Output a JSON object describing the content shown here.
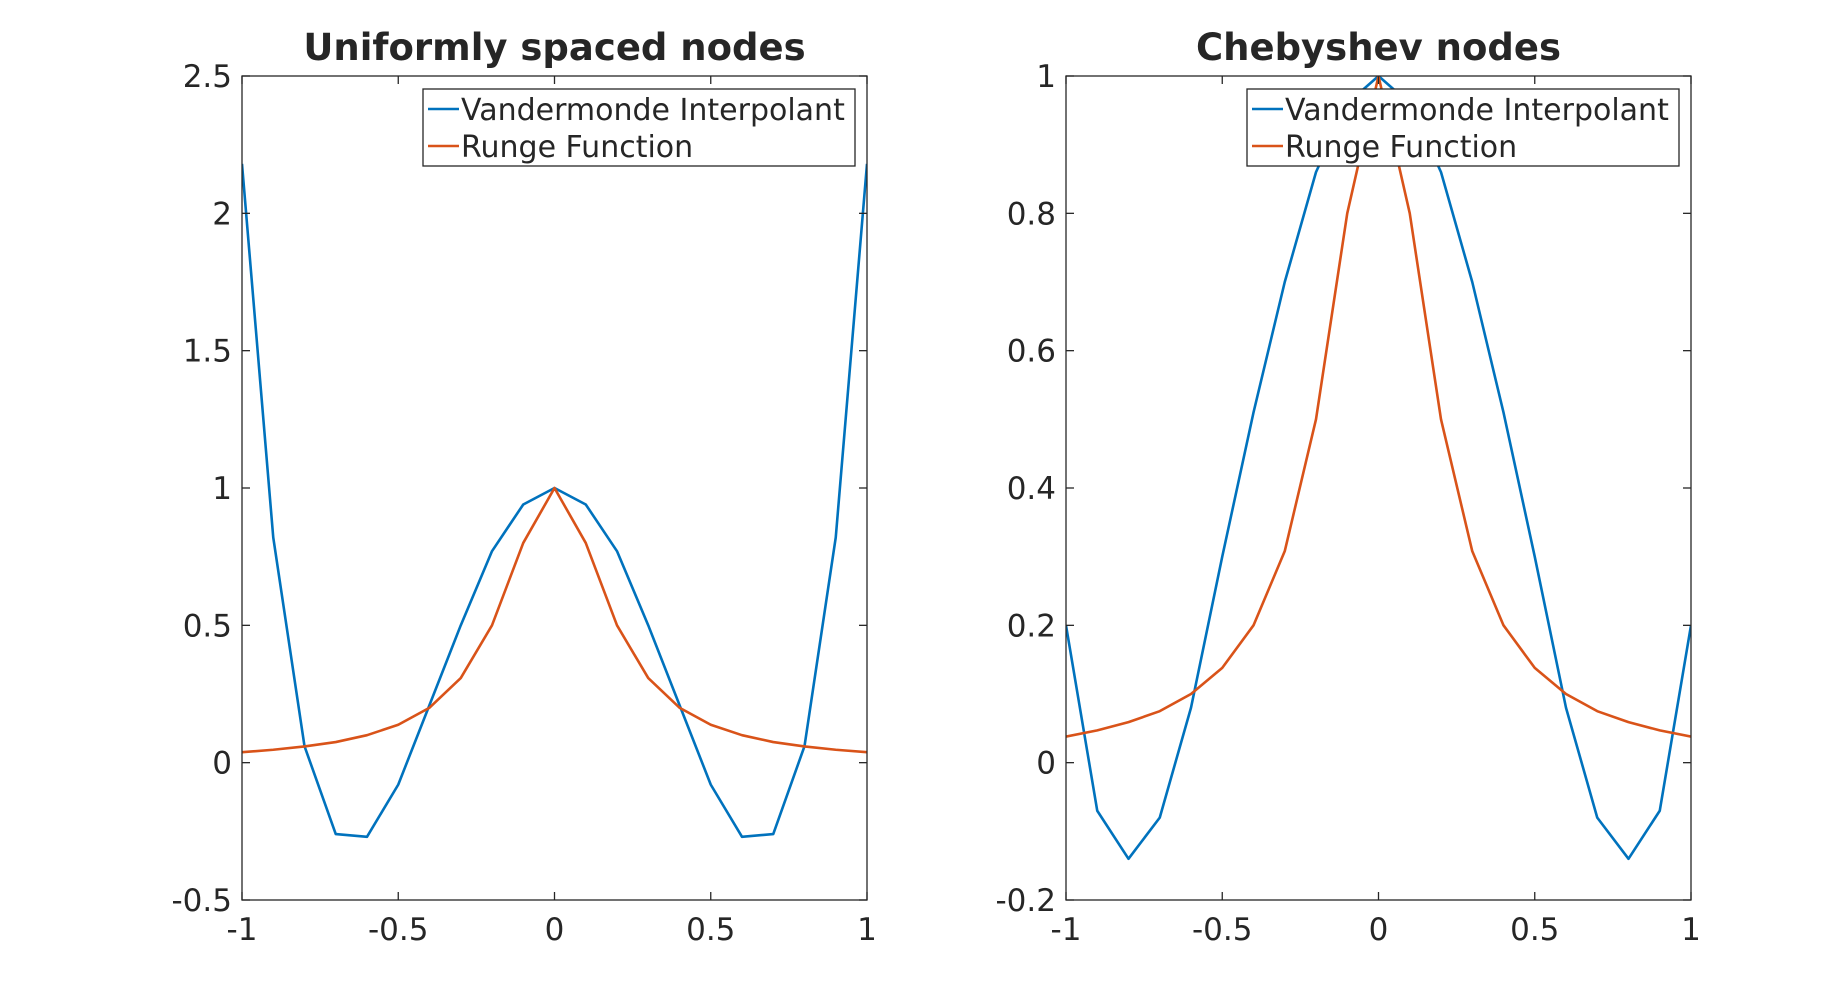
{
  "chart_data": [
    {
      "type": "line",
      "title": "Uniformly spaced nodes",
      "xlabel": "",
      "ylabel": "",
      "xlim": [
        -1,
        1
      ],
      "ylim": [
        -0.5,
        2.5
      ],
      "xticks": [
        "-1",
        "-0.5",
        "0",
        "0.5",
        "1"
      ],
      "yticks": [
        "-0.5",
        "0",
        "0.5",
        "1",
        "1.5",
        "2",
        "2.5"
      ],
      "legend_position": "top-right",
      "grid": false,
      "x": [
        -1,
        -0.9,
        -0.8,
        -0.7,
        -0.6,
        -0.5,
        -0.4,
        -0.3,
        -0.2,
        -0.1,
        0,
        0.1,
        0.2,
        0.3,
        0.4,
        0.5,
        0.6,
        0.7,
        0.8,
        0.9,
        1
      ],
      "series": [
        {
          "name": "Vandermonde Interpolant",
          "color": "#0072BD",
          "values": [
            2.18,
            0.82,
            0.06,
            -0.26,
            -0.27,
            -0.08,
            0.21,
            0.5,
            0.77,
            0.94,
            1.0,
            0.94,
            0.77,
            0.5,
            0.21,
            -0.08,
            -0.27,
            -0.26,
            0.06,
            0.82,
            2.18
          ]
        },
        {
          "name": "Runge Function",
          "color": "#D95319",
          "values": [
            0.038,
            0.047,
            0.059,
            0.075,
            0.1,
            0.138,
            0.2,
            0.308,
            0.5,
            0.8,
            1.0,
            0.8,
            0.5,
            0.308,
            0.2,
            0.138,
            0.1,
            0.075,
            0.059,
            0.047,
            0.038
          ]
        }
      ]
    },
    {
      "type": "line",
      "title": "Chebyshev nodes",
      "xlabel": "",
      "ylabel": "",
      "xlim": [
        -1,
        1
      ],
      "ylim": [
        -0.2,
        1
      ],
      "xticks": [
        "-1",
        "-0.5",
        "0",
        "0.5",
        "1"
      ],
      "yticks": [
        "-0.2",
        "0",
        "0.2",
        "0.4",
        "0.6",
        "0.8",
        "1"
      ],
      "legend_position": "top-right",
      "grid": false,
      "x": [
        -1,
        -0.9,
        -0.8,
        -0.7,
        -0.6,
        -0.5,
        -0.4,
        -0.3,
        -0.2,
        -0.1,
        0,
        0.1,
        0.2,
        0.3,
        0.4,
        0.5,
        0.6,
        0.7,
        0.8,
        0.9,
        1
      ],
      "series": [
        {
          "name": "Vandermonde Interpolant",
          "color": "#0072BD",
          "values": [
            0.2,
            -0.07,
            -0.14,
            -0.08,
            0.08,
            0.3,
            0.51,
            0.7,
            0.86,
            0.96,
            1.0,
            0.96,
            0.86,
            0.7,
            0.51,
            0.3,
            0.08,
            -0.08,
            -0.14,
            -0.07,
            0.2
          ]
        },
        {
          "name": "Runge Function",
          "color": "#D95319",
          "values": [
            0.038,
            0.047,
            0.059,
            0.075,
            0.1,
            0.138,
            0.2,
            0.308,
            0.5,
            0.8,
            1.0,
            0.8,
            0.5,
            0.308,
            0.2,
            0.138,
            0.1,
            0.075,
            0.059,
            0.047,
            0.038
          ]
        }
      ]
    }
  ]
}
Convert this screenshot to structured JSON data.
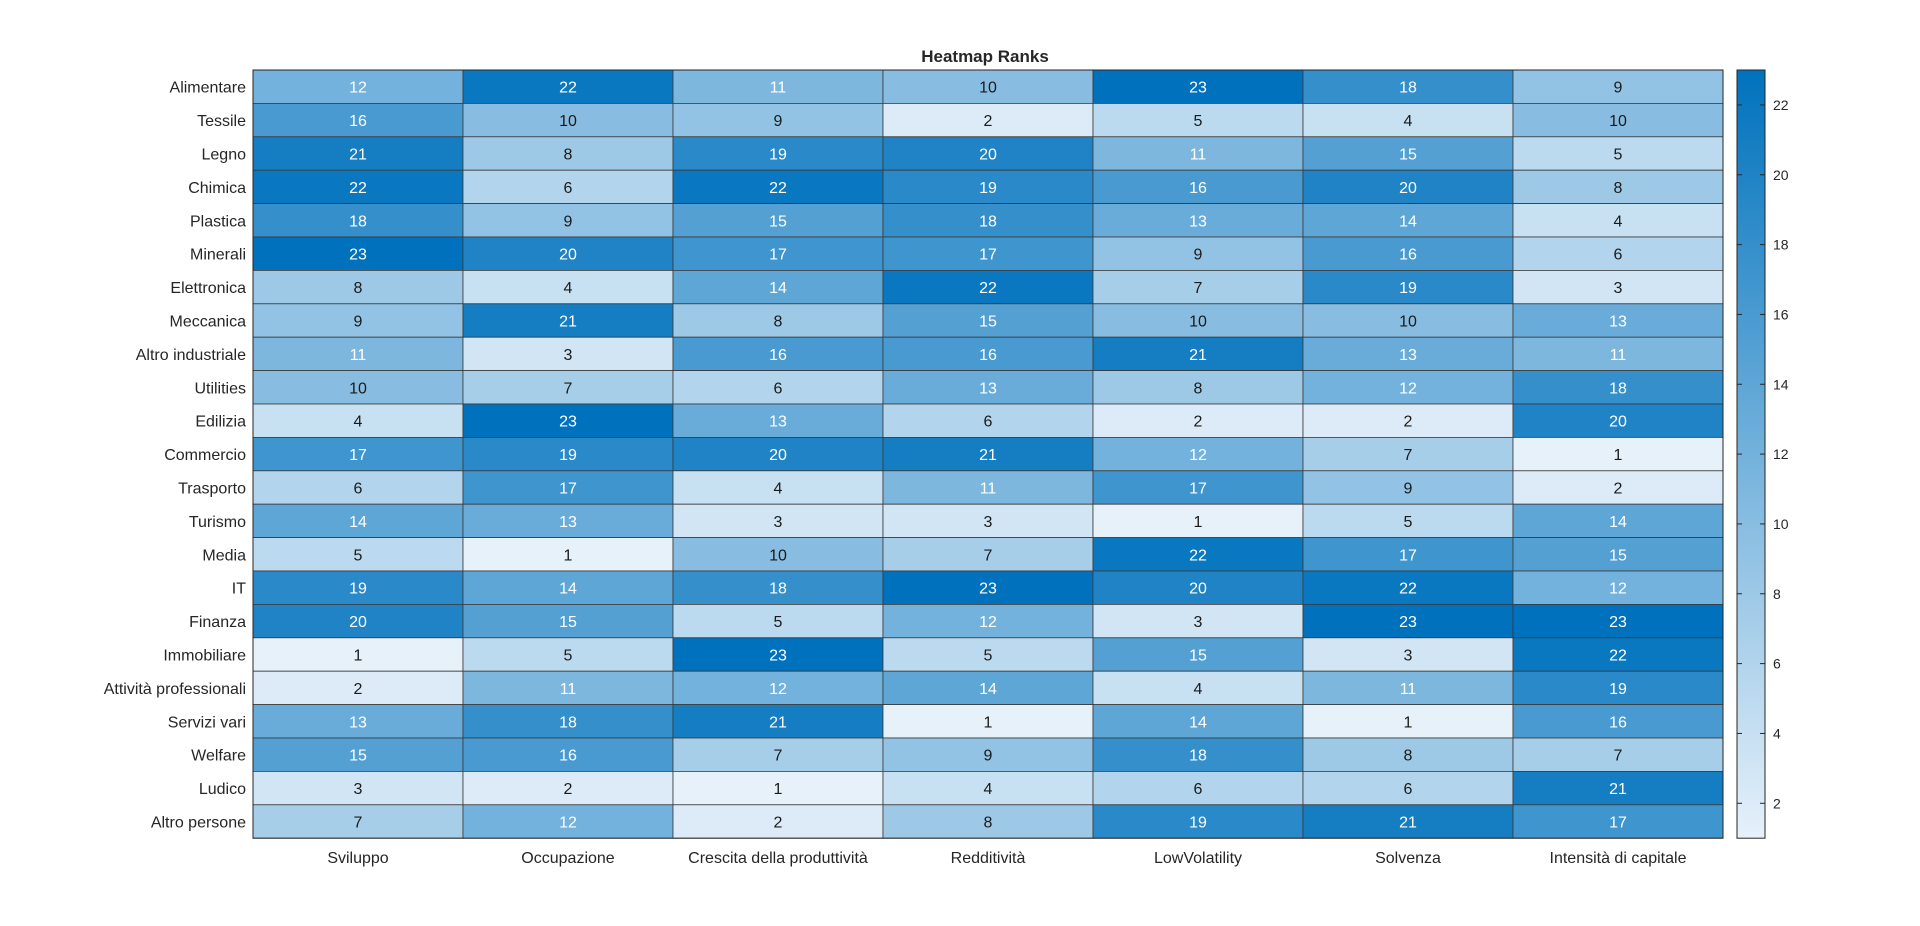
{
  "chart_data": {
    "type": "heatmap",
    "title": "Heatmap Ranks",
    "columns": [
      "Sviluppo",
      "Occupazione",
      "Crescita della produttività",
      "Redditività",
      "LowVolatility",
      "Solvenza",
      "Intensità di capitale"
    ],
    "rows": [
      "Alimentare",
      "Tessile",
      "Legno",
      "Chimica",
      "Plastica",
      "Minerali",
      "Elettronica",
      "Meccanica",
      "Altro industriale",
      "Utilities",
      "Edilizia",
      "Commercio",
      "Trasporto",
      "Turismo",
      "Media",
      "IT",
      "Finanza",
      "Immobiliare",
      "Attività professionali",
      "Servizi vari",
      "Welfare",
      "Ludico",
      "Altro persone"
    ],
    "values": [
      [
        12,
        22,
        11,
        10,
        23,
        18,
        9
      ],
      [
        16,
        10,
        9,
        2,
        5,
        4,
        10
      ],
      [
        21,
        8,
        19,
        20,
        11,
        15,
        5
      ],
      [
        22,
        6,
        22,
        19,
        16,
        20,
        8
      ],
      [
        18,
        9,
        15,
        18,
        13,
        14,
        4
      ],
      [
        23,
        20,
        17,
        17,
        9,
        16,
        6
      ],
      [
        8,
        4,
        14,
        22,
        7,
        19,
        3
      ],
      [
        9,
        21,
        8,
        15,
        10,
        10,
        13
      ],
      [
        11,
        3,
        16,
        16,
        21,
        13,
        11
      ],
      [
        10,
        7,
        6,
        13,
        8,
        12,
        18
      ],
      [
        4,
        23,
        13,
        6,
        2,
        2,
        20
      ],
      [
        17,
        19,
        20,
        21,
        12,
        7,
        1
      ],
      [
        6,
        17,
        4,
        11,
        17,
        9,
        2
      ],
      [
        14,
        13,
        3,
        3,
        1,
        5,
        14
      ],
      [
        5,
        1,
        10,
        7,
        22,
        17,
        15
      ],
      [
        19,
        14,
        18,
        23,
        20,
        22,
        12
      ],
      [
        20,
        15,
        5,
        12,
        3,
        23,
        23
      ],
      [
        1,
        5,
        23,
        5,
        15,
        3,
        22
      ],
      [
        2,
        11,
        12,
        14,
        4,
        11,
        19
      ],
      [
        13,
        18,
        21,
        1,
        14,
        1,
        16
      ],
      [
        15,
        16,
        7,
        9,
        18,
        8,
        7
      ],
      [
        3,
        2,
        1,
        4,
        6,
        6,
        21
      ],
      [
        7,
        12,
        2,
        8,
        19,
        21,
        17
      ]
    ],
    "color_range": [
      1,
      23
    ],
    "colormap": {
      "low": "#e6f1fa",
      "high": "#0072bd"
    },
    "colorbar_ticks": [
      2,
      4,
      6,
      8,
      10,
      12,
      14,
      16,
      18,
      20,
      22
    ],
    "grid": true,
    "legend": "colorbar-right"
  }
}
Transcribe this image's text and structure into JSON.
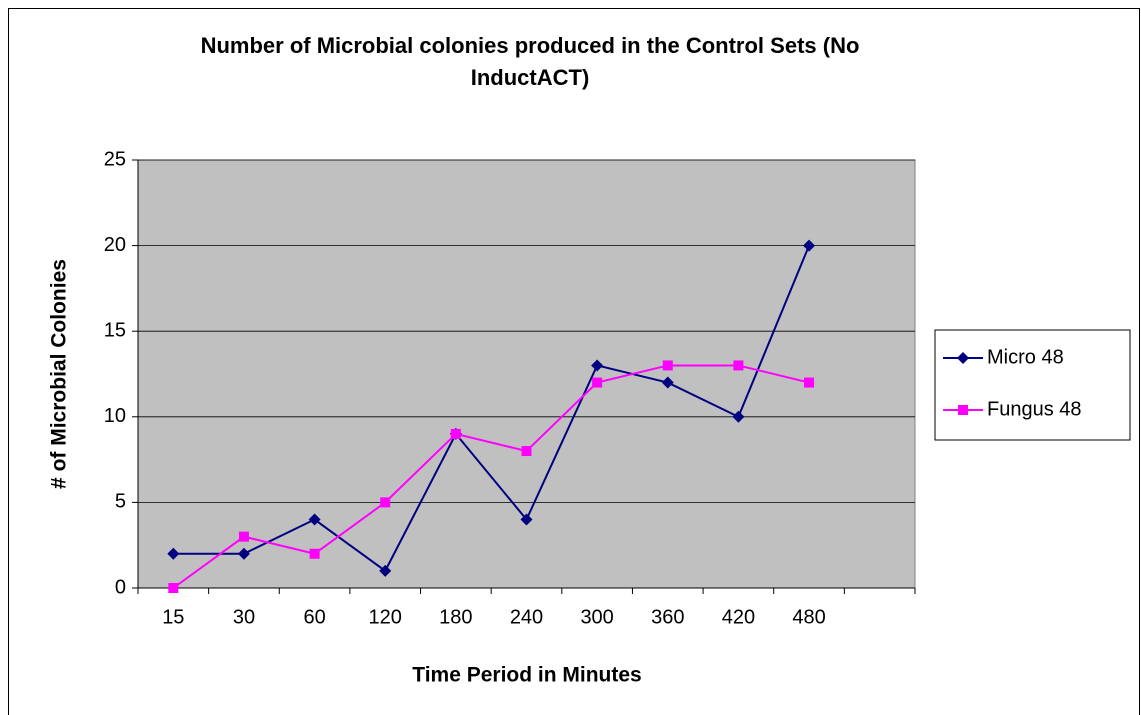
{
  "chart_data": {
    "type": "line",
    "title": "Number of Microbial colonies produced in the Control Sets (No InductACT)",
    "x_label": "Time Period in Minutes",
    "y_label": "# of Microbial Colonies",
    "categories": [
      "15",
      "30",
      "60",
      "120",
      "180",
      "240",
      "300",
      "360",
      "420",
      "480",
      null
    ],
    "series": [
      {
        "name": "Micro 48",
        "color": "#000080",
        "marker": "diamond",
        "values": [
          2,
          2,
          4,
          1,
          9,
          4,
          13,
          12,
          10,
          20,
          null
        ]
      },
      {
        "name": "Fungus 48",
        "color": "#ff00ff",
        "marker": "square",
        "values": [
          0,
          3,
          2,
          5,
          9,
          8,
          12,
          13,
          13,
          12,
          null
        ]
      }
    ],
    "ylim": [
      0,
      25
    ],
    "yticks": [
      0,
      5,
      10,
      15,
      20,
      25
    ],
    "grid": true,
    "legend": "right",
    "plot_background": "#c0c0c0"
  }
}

*Objective*
Copy every line above that holds the word "nodes".

*Exercise solution*
      "title": "Uniformly spaced nodes",
      "title": "Chebyshev nodes",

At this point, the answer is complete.